* _EXCERPT PROVIDED_
Tributes to Kim Thompson are continuing to come in, most recently from Paul Baresh, Bob Burden, Drew Friedman, Francesca Ghermandhi, and Jim Woodring. Here's a bit of Woodring's:

Kim was a master of social jiu-jitsu. When a well-known sci-fi writer gratuitously insulted him, publicly and in terms that would have driven most people into a vengeful rage, Kim absorbed it with his well-known chuckle, effectively neutralizing the venom and making the writer look like even more of a jerk. But his unruffled exterior masked a passionate nature and a gift for lethal invective. Like Mark Twain, when he had a grievance he would sometimes express his true feelings in a self-gratifyingly unrestrained letter that would never be sent, followed by the calm, rational, and eminently professional response that was his official reply. In my archives is a copy of a magnificently unpublishable screed he wrote but never sent to a business acquaintance, a letter which still makes my head spin with its relentless onslaught of caustic virtuosity. He could have been a polemicist as good (and as savage) as Philip Wylie or Christopher Hitchens if he had chosen to.

Elsewhere:

—Columbia University's Rare Books and Manuscripts Library has acquired the archives of Al Jaffee. This is excellent news. I once had the opportunity to look at some of that work in person, and it was among the most impressive original comic art I've ever seen.

—Sky is Falling Dept. At Editor & Publisher, Rob Tornoe writes about the current difficulties facing aspiring syndicated newspaper cartoonists, and ICv2, Rob Salkowitz worries about the Amazon comics announcement.

—Philip Nel has conveniently gathered many of the best video interviews and other links related to Maurice Sendak.

Clowes does Dragnet.

Salon interviews Alan Moore, but not about comics. Mostly he just talks about why Dan is wrong about crowd-funding.

—Burgin Streetman has posted the rest of her Tomi Ungerer interview.

—Sean Howe, the author of Marvel Comics: The Untold Story, talks with Dan Patterson about Marvel.

—Not Comics: That Dustin Hoffman video going around is very moving and all, but I prefer the one Martin Short made thirty years ago.

* _LISTED ENTRIES_
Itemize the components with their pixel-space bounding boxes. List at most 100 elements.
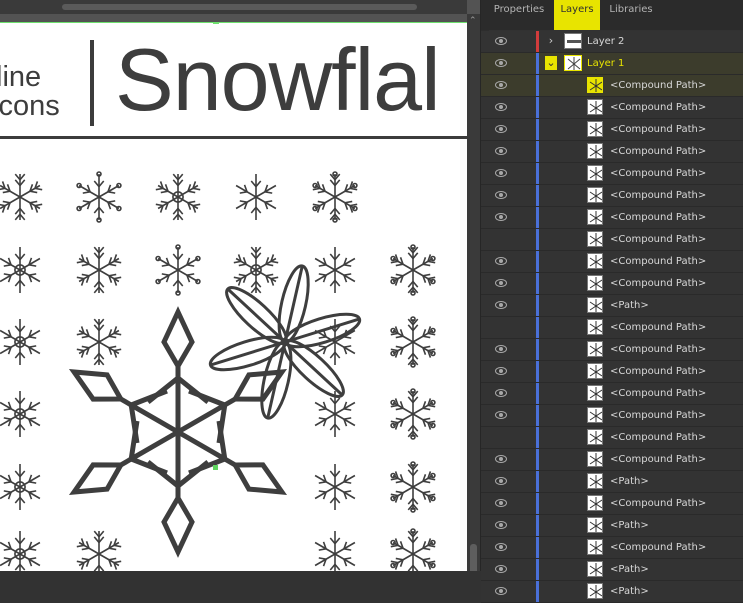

* * *

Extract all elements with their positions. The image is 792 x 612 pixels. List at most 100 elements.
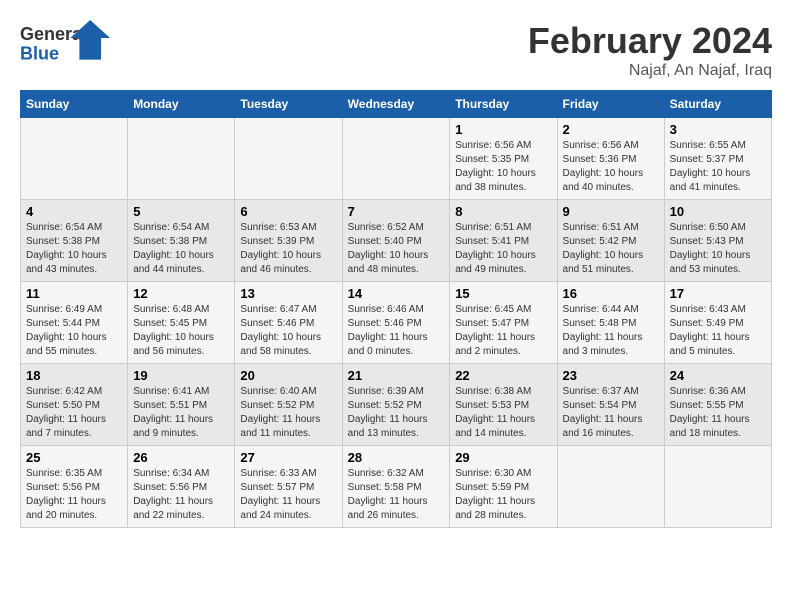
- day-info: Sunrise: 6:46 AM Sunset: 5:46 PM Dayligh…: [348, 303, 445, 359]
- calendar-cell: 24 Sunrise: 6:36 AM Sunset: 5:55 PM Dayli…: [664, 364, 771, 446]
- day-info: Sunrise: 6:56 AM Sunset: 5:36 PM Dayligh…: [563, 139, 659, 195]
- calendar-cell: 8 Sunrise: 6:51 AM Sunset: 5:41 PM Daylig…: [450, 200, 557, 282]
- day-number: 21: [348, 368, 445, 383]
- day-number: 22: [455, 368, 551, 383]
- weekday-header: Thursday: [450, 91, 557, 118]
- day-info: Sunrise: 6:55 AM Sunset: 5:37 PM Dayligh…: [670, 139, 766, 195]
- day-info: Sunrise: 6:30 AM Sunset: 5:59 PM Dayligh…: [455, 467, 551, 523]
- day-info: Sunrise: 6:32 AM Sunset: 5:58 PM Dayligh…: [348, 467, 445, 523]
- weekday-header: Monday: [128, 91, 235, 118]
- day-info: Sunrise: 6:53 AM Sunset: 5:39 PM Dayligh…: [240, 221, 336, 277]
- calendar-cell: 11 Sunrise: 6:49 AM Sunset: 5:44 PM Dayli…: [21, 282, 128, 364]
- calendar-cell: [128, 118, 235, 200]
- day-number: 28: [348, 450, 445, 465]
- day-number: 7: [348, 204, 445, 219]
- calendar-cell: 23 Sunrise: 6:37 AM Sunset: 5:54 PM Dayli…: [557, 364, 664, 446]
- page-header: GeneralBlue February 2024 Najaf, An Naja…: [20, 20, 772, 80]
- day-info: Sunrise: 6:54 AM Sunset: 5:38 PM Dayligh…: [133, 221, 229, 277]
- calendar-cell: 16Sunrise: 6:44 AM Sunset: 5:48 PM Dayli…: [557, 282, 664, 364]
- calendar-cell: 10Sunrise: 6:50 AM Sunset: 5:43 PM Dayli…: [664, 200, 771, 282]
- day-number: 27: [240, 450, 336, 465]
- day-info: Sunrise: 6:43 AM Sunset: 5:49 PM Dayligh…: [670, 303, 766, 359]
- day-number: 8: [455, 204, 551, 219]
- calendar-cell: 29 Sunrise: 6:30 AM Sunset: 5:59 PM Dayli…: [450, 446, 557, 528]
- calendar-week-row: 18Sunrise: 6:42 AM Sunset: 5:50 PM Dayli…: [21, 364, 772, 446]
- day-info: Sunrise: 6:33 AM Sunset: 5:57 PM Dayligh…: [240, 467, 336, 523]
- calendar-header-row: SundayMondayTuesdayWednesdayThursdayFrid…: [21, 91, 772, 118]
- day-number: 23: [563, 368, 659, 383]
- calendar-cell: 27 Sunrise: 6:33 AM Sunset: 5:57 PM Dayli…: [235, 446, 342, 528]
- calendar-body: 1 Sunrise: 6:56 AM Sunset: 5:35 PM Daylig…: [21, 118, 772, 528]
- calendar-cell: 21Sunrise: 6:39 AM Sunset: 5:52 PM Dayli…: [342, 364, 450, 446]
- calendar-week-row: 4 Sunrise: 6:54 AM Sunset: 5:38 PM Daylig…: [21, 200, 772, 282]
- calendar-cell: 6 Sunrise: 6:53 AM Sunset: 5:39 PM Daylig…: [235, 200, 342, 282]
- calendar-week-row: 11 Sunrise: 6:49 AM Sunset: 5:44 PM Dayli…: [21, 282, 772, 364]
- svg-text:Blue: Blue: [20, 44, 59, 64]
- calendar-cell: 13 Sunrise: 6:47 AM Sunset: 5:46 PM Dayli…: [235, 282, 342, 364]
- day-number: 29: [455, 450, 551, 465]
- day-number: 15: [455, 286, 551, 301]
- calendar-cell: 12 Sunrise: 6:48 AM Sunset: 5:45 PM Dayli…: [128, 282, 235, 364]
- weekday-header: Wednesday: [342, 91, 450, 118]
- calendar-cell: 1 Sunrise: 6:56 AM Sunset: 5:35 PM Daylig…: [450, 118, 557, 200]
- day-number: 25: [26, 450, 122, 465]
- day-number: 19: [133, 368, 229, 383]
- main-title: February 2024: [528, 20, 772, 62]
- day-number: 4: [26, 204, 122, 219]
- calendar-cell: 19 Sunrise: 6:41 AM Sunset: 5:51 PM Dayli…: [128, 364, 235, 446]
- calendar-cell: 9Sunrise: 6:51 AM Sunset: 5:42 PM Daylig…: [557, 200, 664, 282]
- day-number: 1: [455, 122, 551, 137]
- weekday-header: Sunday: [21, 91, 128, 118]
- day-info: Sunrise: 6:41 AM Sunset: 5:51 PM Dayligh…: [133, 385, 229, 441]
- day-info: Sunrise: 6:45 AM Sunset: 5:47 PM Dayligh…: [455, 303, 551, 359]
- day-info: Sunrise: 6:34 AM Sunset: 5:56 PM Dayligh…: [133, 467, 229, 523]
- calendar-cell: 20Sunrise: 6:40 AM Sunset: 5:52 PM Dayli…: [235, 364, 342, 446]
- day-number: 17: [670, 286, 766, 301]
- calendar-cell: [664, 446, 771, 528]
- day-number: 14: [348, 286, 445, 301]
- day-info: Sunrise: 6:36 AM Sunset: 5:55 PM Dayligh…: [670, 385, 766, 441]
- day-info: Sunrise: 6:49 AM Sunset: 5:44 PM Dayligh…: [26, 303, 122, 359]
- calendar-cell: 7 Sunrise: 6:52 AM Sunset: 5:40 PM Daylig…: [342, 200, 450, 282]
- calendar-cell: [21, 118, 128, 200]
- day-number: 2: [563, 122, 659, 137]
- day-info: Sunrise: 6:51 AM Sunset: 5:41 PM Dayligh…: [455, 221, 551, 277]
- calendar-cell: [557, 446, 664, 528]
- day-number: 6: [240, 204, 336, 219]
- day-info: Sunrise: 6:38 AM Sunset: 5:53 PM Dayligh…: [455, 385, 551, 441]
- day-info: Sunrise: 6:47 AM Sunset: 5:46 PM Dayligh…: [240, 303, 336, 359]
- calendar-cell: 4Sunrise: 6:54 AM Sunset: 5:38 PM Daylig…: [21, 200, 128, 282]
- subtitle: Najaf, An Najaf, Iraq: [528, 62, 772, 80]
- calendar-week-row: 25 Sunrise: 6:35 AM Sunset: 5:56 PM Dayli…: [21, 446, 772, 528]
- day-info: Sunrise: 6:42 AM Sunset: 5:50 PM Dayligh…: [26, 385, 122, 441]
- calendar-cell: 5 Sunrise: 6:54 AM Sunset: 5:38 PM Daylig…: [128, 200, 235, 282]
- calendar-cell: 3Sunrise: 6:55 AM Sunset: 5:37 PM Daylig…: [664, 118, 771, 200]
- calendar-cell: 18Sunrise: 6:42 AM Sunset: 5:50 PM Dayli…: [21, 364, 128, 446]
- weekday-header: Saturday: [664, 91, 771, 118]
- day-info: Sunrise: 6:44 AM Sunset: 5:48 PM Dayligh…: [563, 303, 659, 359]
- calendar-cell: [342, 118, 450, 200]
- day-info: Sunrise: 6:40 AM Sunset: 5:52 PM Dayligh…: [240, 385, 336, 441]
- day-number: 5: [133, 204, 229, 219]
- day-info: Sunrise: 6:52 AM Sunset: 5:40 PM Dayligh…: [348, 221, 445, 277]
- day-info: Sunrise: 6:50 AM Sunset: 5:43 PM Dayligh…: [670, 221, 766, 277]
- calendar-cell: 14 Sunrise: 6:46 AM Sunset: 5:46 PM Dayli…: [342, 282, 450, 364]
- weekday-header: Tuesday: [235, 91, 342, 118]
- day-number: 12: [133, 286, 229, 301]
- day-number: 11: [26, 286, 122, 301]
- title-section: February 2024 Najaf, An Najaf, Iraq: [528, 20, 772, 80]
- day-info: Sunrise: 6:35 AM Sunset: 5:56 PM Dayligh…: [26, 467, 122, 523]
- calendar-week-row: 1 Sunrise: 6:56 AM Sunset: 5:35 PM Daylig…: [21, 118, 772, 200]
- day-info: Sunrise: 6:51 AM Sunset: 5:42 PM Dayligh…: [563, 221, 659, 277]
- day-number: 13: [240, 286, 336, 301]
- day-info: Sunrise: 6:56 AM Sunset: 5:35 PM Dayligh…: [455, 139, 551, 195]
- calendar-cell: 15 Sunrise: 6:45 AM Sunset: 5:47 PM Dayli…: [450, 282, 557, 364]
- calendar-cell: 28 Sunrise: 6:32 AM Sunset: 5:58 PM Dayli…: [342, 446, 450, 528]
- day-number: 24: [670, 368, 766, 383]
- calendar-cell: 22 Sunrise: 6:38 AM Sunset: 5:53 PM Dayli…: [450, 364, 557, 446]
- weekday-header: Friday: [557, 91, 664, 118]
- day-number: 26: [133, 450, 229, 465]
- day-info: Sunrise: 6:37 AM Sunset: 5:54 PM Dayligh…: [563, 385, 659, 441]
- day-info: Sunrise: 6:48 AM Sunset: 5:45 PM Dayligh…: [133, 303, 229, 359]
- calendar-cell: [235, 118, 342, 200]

* _TASKS TO COMPLETE_
a) In the comics news roundup, starting with "Clowes does Dragnet." and going on through "thirty years ago.", swap "Alan Moore" for "Neil Gaiman" and give the passage back.
b) List everyone named in the comics news roundup as having offered a tribute to Kim Thompson.

* _EXPECTED OUTPUTS_
a)
Clowes does Dragnet.

Salon interviews Neil Gaiman, but not about comics. Mostly he just talks about why Dan is wrong about crowd-funding.

—Burgin Streetman has posted the rest of her Tomi Ungerer interview.

—Sean Howe, the author of Marvel Comics: The Untold Story, talks with Dan Patterson about Marvel.

—Not Comics: That Dustin Hoffman video going around is very moving and all, but I prefer the one Martin Short made thirty years ago.

b) Paul Baresh, Bob Burden, Drew Friedman, Francesca Ghermandhi, Jim Woodring